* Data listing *

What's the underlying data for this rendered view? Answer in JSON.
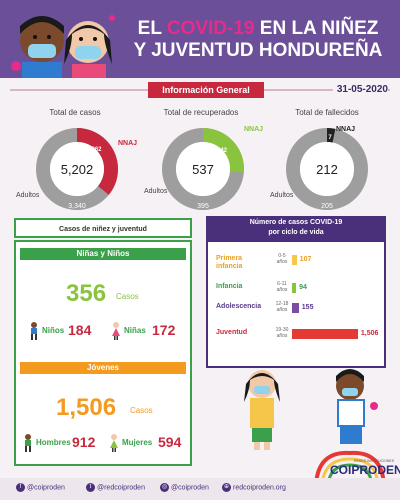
{
  "header": {
    "title_line1_prefix": "EL ",
    "title_line1_accent": "COVID-19",
    "title_line1_suffix": " EN LA NIÑEZ",
    "title_line2": "Y JUVENTUD HONDUREÑA"
  },
  "info_label": "Información General",
  "date": "31-05-2020",
  "stats": {
    "cases": {
      "title": "Total de casos",
      "total": "5,202",
      "nnaj": "1,862",
      "adults": "3,340",
      "nnaj_label": "NNAJ",
      "adults_label": "Adultos"
    },
    "recovered": {
      "title": "Total de recuperados",
      "total": "537",
      "nnaj": "142",
      "adults": "395",
      "nnaj_label": "NNAJ",
      "adults_label": "Adultos"
    },
    "deaths": {
      "title": "Total de fallecidos",
      "total": "212",
      "nnaj": "7",
      "adults": "205",
      "nnaj_label": "NNAJ",
      "adults_label": "Adultos"
    }
  },
  "colors": {
    "purple": "#6b4f99",
    "magenta": "#e82b8a",
    "red": "#c8283e",
    "green": "#3aa04a",
    "light_green": "#8ac43f",
    "gray": "#9e9e9e",
    "orange": "#f39a1f",
    "yellow": "#f5c64a"
  },
  "left_section": {
    "heading": "Casos de niñez y juventud",
    "children": {
      "label": "Niñas y Niños",
      "total": "356",
      "unit": "Casos",
      "boys_label": "Niños",
      "boys": "184",
      "girls_label": "Niñas",
      "girls": "172"
    },
    "youth": {
      "label": "Jóvenes",
      "total": "1,506",
      "unit": "Casos",
      "men_label": "Hombres",
      "men": "912",
      "women_label": "Mujeres",
      "women": "594"
    }
  },
  "right_section": {
    "heading_line1": "Número de casos COVID-19",
    "heading_line2": "por ciclo de vida"
  },
  "chart_data": {
    "type": "bar",
    "orientation": "horizontal",
    "categories": [
      "Primera infancia",
      "Infancia",
      "Adolescencia",
      "Juventud"
    ],
    "ranges": [
      "0-5 años",
      "6-11 años",
      "12-18 años",
      "19-30 años"
    ],
    "values": [
      107,
      94,
      155,
      1506
    ],
    "value_labels": [
      "107",
      "94",
      "155",
      "1,506"
    ],
    "colors": [
      "#f5c64a",
      "#8ac43f",
      "#7b4fa0",
      "#e53935"
    ],
    "label_colors": [
      "#e8a21f",
      "#3aa04a",
      "#5a3a8a",
      "#c8283e"
    ],
    "xlim": [
      0,
      1600
    ]
  },
  "footer": {
    "facebook": "@coiproden",
    "twitter": "@redcoiproden",
    "instagram": "@coiproden",
    "web": "redcoiproden.org"
  },
  "logo": {
    "name": "COIPRODEN",
    "subtitle": "POR LOS DERECHOS DE LA NIÑEZ",
    "tagline": "REDES INSTITUCIONES"
  }
}
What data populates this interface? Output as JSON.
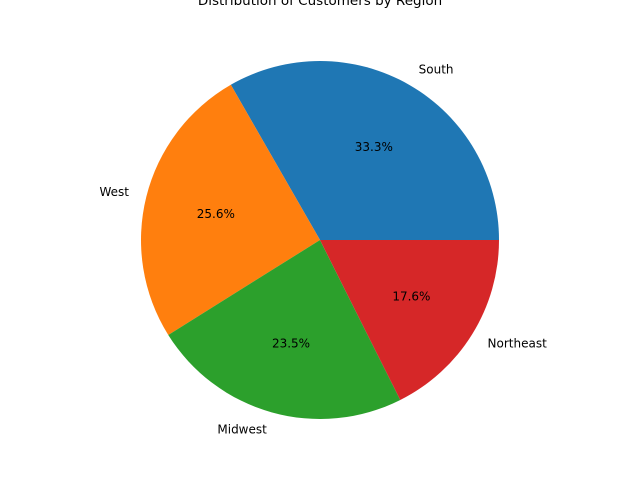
{
  "chart_data": {
    "type": "pie",
    "title": "Distribution of Customers by Region",
    "slices": [
      {
        "label": "South",
        "value": 33.3,
        "pct_label": "33.3%",
        "color": "#1f77b4"
      },
      {
        "label": "West",
        "value": 25.6,
        "pct_label": "25.6%",
        "color": "#ff7f0e"
      },
      {
        "label": "Midwest",
        "value": 23.5,
        "pct_label": "23.5%",
        "color": "#2ca02c"
      },
      {
        "label": "Northeast",
        "value": 17.6,
        "pct_label": "17.6%",
        "color": "#d62728"
      }
    ],
    "start_angle": 0,
    "direction": "counterclockwise"
  }
}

* Work to do *
Reproduce the full listing above verbatim, with no pictures included.

* Answer below *
What's the underlying data for this rendered view? Answer in JSON.
{
  "header": {
    "title_line1_prefix": "EL ",
    "title_line1_accent": "COVID-19",
    "title_line1_suffix": " EN LA NIÑEZ",
    "title_line2": "Y JUVENTUD HONDUREÑA"
  },
  "info_label": "Información General",
  "date": "31-05-2020",
  "stats": {
    "cases": {
      "title": "Total de casos",
      "total": "5,202",
      "nnaj": "1,862",
      "adults": "3,340",
      "nnaj_label": "NNAJ",
      "adults_label": "Adultos"
    },
    "recovered": {
      "title": "Total de recuperados",
      "total": "537",
      "nnaj": "142",
      "adults": "395",
      "nnaj_label": "NNAJ",
      "adults_label": "Adultos"
    },
    "deaths": {
      "title": "Total de fallecidos",
      "total": "212",
      "nnaj": "7",
      "adults": "205",
      "nnaj_label": "NNAJ",
      "adults_label": "Adultos"
    }
  },
  "colors": {
    "purple": "#6b4f99",
    "magenta": "#e82b8a",
    "red": "#c8283e",
    "green": "#3aa04a",
    "light_green": "#8ac43f",
    "gray": "#9e9e9e",
    "orange": "#f39a1f",
    "yellow": "#f5c64a"
  },
  "left_section": {
    "heading": "Casos de niñez y juventud",
    "children": {
      "label": "Niñas y Niños",
      "total": "356",
      "unit": "Casos",
      "boys_label": "Niños",
      "boys": "184",
      "girls_label": "Niñas",
      "girls": "172"
    },
    "youth": {
      "label": "Jóvenes",
      "total": "1,506",
      "unit": "Casos",
      "men_label": "Hombres",
      "men": "912",
      "women_label": "Mujeres",
      "women": "594"
    }
  },
  "right_section": {
    "heading_line1": "Número de casos COVID-19",
    "heading_line2": "por ciclo de vida"
  },
  "chart_data": {
    "type": "bar",
    "orientation": "horizontal",
    "categories": [
      "Primera infancia",
      "Infancia",
      "Adolescencia",
      "Juventud"
    ],
    "ranges": [
      "0-5 años",
      "6-11 años",
      "12-18 años",
      "19-30 años"
    ],
    "values": [
      107,
      94,
      155,
      1506
    ],
    "value_labels": [
      "107",
      "94",
      "155",
      "1,506"
    ],
    "colors": [
      "#f5c64a",
      "#8ac43f",
      "#7b4fa0",
      "#e53935"
    ],
    "label_colors": [
      "#e8a21f",
      "#3aa04a",
      "#5a3a8a",
      "#c8283e"
    ],
    "xlim": [
      0,
      1600
    ]
  },
  "footer": {
    "facebook": "@coiproden",
    "twitter": "@redcoiproden",
    "instagram": "@coiproden",
    "web": "redcoiproden.org"
  },
  "logo": {
    "name": "COIPRODEN",
    "subtitle": "POR LOS DERECHOS DE LA NIÑEZ",
    "tagline": "REDES INSTITUCIONES"
  }
}
What data populates this interface? Output as JSON.
{
  "chart_data": {
    "type": "pie",
    "title": "Distribution of Customers by Region",
    "slices": [
      {
        "label": "South",
        "value": 33.3,
        "pct_label": "33.3%",
        "color": "#1f77b4"
      },
      {
        "label": "West",
        "value": 25.6,
        "pct_label": "25.6%",
        "color": "#ff7f0e"
      },
      {
        "label": "Midwest",
        "value": 23.5,
        "pct_label": "23.5%",
        "color": "#2ca02c"
      },
      {
        "label": "Northeast",
        "value": 17.6,
        "pct_label": "17.6%",
        "color": "#d62728"
      }
    ],
    "start_angle": 0,
    "direction": "counterclockwise"
  }
}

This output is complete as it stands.